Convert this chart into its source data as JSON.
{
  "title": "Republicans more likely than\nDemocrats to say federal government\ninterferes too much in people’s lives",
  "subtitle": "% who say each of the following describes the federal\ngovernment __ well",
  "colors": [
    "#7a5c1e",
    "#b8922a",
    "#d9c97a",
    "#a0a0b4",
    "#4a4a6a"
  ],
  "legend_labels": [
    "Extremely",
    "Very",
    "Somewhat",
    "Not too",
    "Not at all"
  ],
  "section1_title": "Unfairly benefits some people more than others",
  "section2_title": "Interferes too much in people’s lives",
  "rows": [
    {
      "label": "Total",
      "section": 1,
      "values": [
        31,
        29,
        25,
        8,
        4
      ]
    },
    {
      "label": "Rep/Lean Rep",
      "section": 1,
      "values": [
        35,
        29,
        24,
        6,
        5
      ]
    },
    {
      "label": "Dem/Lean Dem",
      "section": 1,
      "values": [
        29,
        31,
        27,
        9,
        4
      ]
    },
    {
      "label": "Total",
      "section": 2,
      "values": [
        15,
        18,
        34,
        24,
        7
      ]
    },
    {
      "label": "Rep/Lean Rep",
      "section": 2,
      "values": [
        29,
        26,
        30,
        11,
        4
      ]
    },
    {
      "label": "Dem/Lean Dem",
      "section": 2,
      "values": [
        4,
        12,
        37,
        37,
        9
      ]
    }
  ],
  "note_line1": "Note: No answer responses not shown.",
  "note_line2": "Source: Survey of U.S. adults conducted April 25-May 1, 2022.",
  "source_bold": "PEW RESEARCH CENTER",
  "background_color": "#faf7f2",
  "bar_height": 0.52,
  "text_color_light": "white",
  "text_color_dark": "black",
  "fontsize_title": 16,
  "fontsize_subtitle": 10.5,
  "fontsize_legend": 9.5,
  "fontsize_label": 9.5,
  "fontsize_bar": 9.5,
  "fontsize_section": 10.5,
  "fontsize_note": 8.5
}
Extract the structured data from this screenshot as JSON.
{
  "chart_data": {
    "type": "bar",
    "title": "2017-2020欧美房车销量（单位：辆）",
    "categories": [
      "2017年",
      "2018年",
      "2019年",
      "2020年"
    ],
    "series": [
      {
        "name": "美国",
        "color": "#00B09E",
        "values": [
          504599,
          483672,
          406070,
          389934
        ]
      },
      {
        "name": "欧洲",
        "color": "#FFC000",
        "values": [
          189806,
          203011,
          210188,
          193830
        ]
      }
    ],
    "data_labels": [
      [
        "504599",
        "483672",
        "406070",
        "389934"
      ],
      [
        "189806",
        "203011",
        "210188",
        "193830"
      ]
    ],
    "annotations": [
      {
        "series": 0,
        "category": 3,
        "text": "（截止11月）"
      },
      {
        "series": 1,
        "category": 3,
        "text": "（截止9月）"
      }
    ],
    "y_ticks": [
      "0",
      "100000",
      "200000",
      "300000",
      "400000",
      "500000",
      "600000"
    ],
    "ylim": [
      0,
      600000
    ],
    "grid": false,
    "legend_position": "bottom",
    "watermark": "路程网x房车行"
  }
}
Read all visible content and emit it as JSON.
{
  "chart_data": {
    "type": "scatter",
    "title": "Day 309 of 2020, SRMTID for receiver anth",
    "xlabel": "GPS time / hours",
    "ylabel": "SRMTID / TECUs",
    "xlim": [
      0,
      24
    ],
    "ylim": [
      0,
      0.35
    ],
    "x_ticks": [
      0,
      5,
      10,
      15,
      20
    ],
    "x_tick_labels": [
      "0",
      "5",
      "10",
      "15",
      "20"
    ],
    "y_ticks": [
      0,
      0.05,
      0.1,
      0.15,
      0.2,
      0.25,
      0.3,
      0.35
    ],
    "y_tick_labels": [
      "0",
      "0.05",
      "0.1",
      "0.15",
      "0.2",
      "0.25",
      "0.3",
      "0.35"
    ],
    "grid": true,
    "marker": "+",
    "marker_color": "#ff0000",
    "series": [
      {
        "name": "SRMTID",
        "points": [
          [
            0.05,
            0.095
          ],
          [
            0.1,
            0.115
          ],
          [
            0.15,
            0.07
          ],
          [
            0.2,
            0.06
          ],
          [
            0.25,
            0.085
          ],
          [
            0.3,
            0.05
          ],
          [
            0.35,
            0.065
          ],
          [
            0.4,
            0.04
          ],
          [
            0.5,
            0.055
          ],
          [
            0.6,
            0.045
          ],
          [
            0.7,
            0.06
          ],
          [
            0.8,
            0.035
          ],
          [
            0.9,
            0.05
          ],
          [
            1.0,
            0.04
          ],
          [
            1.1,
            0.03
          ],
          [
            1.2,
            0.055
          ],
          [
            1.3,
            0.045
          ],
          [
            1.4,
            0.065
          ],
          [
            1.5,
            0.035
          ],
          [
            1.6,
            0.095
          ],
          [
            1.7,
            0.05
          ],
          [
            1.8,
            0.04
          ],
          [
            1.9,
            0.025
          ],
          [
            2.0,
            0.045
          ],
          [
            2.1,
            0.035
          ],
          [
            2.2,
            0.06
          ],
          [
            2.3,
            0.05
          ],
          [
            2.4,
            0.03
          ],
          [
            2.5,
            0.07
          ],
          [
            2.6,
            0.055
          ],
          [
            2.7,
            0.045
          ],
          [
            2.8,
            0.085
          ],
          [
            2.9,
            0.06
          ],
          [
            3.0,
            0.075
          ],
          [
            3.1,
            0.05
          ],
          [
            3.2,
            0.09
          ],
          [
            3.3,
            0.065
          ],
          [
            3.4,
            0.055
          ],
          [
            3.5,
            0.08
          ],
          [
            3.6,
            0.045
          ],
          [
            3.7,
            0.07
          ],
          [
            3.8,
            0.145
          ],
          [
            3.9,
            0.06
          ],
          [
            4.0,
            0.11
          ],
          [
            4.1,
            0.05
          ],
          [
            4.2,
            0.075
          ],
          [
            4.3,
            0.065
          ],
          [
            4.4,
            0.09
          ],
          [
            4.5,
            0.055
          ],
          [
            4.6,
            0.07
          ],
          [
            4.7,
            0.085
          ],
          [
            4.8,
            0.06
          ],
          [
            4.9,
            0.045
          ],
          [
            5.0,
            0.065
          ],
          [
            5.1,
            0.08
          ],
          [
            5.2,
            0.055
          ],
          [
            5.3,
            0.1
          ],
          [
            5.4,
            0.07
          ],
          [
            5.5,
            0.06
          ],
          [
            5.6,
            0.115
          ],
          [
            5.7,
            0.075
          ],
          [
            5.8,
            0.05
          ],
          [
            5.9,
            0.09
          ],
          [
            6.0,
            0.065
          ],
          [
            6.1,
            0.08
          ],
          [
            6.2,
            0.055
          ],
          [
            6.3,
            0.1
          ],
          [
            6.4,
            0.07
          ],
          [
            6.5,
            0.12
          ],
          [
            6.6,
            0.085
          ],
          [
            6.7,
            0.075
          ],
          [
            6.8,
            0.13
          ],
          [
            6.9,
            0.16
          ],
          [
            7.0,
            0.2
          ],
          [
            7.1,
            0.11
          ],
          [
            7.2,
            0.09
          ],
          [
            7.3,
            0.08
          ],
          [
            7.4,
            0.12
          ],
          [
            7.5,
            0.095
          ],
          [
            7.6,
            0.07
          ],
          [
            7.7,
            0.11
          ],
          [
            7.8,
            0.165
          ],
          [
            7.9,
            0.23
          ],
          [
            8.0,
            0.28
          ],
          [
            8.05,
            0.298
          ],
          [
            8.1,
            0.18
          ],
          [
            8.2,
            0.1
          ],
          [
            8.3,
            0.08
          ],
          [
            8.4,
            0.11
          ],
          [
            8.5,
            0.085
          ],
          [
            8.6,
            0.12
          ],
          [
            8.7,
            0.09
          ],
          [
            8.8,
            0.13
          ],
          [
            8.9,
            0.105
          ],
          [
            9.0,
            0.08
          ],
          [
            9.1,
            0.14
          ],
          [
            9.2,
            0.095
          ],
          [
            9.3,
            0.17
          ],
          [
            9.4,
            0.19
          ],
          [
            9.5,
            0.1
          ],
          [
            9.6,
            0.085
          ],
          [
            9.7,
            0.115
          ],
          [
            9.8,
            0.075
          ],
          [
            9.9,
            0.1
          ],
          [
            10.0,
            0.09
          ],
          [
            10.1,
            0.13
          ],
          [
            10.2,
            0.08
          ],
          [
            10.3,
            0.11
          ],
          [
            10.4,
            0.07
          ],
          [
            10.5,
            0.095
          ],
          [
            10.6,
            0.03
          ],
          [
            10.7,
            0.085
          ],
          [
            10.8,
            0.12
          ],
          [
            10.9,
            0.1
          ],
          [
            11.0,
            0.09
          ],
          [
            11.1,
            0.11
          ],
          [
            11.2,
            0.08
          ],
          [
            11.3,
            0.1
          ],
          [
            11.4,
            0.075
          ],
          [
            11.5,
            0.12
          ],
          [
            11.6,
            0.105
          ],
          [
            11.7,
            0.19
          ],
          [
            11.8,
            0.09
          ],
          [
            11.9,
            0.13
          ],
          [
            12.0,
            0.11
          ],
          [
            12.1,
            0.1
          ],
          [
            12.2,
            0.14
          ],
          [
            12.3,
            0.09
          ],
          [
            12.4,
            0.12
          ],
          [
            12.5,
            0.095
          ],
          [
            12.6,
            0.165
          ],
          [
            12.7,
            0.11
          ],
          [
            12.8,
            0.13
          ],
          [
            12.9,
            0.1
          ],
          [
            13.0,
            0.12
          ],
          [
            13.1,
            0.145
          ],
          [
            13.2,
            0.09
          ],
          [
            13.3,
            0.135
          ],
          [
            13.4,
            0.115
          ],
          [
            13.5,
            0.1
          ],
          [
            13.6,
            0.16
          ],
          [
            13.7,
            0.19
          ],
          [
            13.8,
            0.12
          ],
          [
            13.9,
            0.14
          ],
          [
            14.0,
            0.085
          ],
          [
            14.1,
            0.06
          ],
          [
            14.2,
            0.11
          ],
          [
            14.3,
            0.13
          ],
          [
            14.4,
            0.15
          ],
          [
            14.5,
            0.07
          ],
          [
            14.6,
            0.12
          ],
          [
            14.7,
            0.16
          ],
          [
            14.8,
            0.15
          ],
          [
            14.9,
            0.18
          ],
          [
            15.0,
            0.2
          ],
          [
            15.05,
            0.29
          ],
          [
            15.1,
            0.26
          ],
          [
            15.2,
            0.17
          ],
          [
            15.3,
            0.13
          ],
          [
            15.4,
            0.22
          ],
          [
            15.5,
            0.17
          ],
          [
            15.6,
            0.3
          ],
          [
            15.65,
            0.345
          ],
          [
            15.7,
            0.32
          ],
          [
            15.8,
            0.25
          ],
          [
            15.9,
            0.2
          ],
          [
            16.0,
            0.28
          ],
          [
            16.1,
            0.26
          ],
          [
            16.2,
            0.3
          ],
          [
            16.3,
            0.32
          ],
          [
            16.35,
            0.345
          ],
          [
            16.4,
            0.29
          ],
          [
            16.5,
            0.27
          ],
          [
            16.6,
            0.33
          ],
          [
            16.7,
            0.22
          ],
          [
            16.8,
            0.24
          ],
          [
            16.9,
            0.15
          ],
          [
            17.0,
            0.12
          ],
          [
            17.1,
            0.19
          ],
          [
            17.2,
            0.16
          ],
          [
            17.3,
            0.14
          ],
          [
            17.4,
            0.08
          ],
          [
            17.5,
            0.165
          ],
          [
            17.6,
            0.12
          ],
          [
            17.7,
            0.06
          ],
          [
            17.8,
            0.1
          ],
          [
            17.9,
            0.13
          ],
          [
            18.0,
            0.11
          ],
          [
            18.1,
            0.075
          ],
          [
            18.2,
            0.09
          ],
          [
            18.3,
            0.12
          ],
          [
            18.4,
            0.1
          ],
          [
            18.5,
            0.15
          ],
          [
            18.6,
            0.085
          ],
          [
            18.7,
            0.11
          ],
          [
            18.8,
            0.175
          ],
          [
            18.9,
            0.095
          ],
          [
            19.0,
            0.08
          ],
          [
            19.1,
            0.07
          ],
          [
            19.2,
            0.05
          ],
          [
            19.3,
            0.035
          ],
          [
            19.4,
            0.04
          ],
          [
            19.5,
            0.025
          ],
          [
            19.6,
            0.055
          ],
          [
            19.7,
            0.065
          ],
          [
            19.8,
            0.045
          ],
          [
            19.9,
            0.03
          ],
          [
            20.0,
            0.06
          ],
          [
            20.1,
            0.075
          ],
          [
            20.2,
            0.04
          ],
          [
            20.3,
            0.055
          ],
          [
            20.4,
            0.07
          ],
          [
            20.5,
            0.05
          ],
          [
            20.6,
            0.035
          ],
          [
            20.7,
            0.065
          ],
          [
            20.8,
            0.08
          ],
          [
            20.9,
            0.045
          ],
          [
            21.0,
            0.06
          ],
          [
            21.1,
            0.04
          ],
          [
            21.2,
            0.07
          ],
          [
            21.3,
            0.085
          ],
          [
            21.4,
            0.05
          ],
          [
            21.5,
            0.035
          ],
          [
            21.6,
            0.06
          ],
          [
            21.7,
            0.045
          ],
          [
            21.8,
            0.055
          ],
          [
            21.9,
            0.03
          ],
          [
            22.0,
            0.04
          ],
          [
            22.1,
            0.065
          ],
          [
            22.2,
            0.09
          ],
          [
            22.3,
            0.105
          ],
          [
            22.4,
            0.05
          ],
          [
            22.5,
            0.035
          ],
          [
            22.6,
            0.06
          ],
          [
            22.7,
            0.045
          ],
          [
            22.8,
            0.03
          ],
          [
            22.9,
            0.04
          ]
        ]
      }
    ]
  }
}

┄┄┄┄┄┄┄┄┄┄

## [WHAT IS NEEDED]
Extract each line from the listing that holds the word "lives".

## [CORRECT RESPONSE]
  "title": "Republicans more likely than\nDemocrats to say federal government\ninterferes too much in people’s lives",
  "section2_title": "Interferes too much in people’s lives",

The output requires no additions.